WRITTEN TASK:
Please rewrite the data below with "Description with numbered items" renamed to "Numbered description" throughout, changing nothing else. Omit the pictures from your answer.

[Stored items]
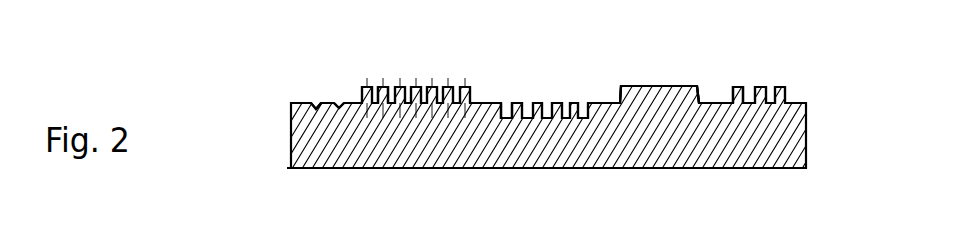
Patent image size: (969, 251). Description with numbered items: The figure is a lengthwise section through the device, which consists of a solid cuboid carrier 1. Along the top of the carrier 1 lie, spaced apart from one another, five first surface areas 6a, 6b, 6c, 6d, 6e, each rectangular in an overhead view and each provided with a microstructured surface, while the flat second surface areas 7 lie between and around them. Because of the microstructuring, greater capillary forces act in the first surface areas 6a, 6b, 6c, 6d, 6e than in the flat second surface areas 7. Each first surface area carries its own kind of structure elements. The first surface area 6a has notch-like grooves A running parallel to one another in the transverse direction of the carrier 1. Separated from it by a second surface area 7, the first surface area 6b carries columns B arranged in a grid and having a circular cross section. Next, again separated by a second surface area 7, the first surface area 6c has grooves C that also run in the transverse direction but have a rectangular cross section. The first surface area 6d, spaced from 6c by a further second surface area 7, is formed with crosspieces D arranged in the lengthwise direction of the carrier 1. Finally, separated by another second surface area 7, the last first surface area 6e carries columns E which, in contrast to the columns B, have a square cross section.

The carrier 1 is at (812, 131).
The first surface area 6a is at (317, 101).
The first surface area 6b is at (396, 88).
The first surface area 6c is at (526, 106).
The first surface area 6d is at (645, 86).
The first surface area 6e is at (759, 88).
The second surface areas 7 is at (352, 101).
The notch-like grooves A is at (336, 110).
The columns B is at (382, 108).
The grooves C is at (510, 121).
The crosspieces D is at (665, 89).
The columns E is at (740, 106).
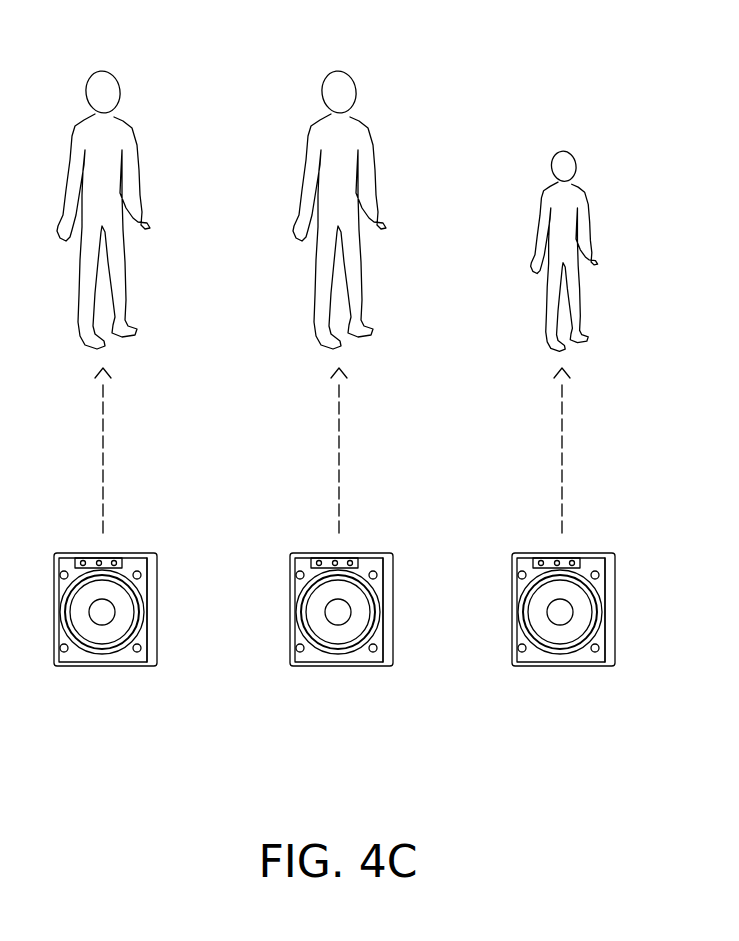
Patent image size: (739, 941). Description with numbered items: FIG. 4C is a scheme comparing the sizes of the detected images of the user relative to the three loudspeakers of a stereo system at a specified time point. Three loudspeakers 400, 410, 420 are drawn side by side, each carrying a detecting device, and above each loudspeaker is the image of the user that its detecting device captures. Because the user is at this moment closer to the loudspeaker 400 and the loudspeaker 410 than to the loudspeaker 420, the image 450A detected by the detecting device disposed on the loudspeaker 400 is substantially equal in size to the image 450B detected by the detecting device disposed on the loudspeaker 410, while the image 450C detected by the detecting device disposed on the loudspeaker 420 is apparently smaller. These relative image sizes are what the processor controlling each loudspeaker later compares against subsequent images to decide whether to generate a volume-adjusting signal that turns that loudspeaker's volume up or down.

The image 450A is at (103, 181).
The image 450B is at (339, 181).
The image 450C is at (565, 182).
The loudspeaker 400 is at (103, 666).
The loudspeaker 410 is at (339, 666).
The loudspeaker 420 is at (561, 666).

RESULT FOR THIS EXERCISE:
Patent image size: (969, 251). Numbered description: The figure is a lengthwise section through the device, which consists of a solid cuboid carrier 1. Along the top of the carrier 1 lie, spaced apart from one another, five first surface areas 6a, 6b, 6c, 6d, 6e, each rectangular in an overhead view and each provided with a microstructured surface, while the flat second surface areas 7 lie between and around them. Because of the microstructuring, greater capillary forces act in the first surface areas 6a, 6b, 6c, 6d, 6e than in the flat second surface areas 7. Each first surface area carries its own kind of structure elements. The first surface area 6a has notch-like grooves A running parallel to one another in the transverse direction of the carrier 1. Separated from it by a second surface area 7, the first surface area 6b carries columns B arranged in a grid and having a circular cross section. Next, again separated by a second surface area 7, the first surface area 6c has grooves C that also run in the transverse direction but have a rectangular cross section. The first surface area 6d, spaced from 6c by a further second surface area 7, is formed with crosspieces D arranged in the lengthwise direction of the carrier 1. Finally, separated by another second surface area 7, the last first surface area 6e carries columns E which, in contrast to the columns B, have a square cross section.

The carrier 1 is at (812, 131).
The first surface area 6a is at (317, 101).
The first surface area 6b is at (396, 88).
The first surface area 6c is at (526, 106).
The first surface area 6d is at (645, 86).
The first surface area 6e is at (759, 88).
The second surface areas 7 is at (352, 101).
The notch-like grooves A is at (336, 110).
The columns B is at (382, 108).
The grooves C is at (510, 121).
The crosspieces D is at (665, 89).
The columns E is at (740, 106).
Patent image size: (739, 941). Numbered description: FIG. 4C is a scheme comparing the sizes of the detected images of the user relative to the three loudspeakers of a stereo system at a specified time point. Three loudspeakers 400, 410, 420 are drawn side by side, each carrying a detecting device, and above each loudspeaker is the image of the user that its detecting device captures. Because the user is at this moment closer to the loudspeaker 400 and the loudspeaker 410 than to the loudspeaker 420, the image 450A detected by the detecting device disposed on the loudspeaker 400 is substantially equal in size to the image 450B detected by the detecting device disposed on the loudspeaker 410, while the image 450C detected by the detecting device disposed on the loudspeaker 420 is apparently smaller. These relative image sizes are what the processor controlling each loudspeaker later compares against subsequent images to decide whether to generate a volume-adjusting signal that turns that loudspeaker's volume up or down.

The image 450A is at (103, 181).
The image 450B is at (339, 181).
The image 450C is at (565, 182).
The loudspeaker 400 is at (103, 666).
The loudspeaker 410 is at (339, 666).
The loudspeaker 420 is at (561, 666).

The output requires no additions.